** START OF Input for this task **

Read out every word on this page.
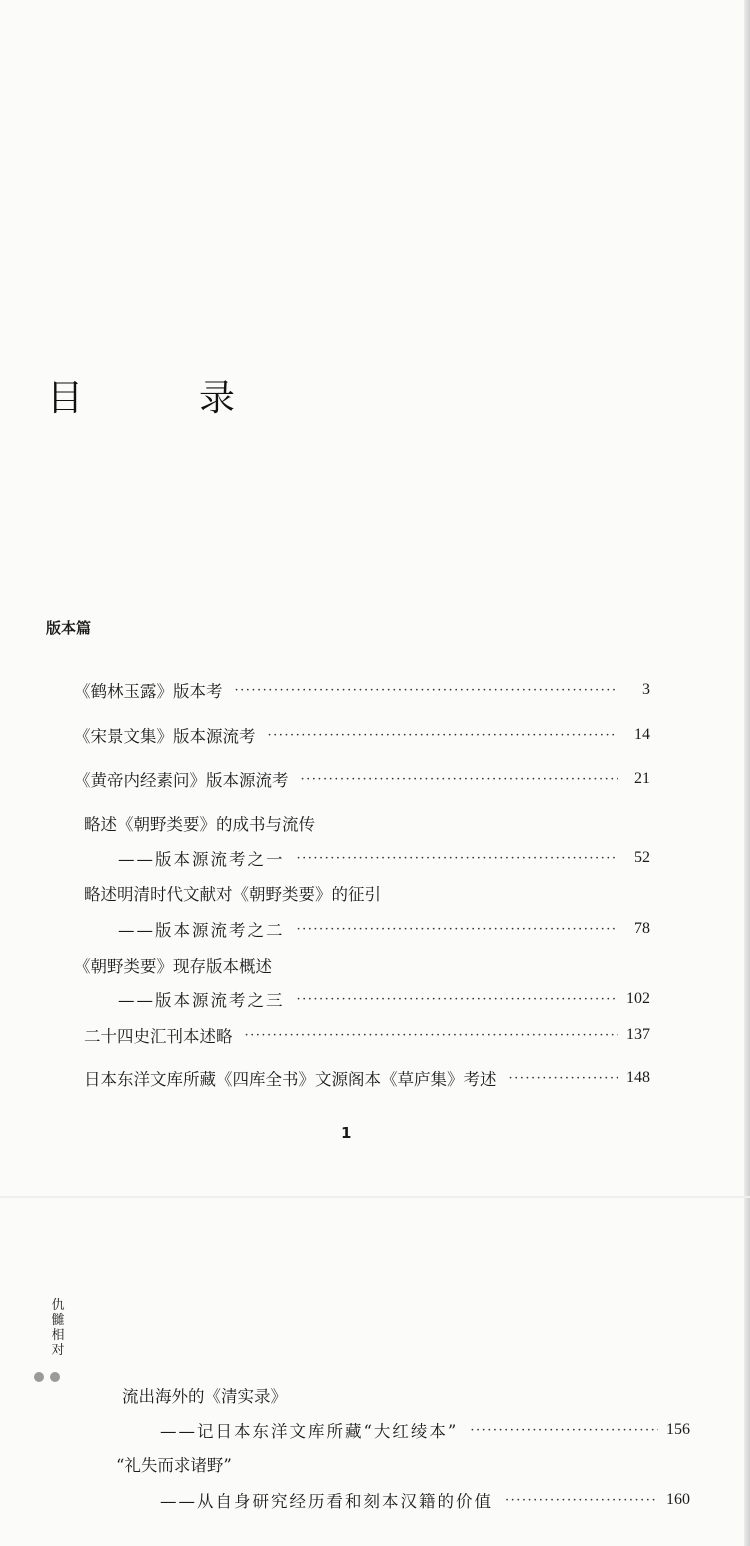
目　录
版本篇
《鹤林玉露》版本考 ·····	3
《宋景文集》版本源流考 ·····	14
《黄帝内经素问》版本源流考 ·····	21
略述《朝野类要》的成书与流传
——版本源流考之一 ·····	52
略述明清时代文献对《朝野类要》的征引
——版本源流考之二 ·····	78
《朝野类要》现存版本概述
——版本源流考之三 ·····	102
二十四史汇刊本述略 ·····	137
日本东洋文库所藏《四库全书》文源阁本《草庐集》考述 ·····	148
1
仇
雠
相
对
流出海外的《清实录》
——记日本东洋文库所藏“大红绫本” ·····	156
“礼失而求诸野”
——从自身研究经历看和刻本汉籍的价值 ·····	160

** END OF Input for this task **

Without the pictures, transcribe the listing above exactly.

Read out every word on this page.
目　录
版本篇
《鹤林玉露》版本考 ·····	3
《宋景文集》版本源流考 ·····	14
《黄帝内经素问》版本源流考 ·····	21
略述《朝野类要》的成书与流传
——版本源流考之一 ·····	52
略述明清时代文献对《朝野类要》的征引
——版本源流考之二 ·····	78
《朝野类要》现存版本概述
——版本源流考之三 ·····	102
二十四史汇刊本述略 ·····	137
日本东洋文库所藏《四库全书》文源阁本《草庐集》考述 ·····	148
1
仇
雠
相
对
流出海外的《清实录》
——记日本东洋文库所藏“大红绫本” ·····	156
“礼失而求诸野”
——从自身研究经历看和刻本汉籍的价值 ·····	160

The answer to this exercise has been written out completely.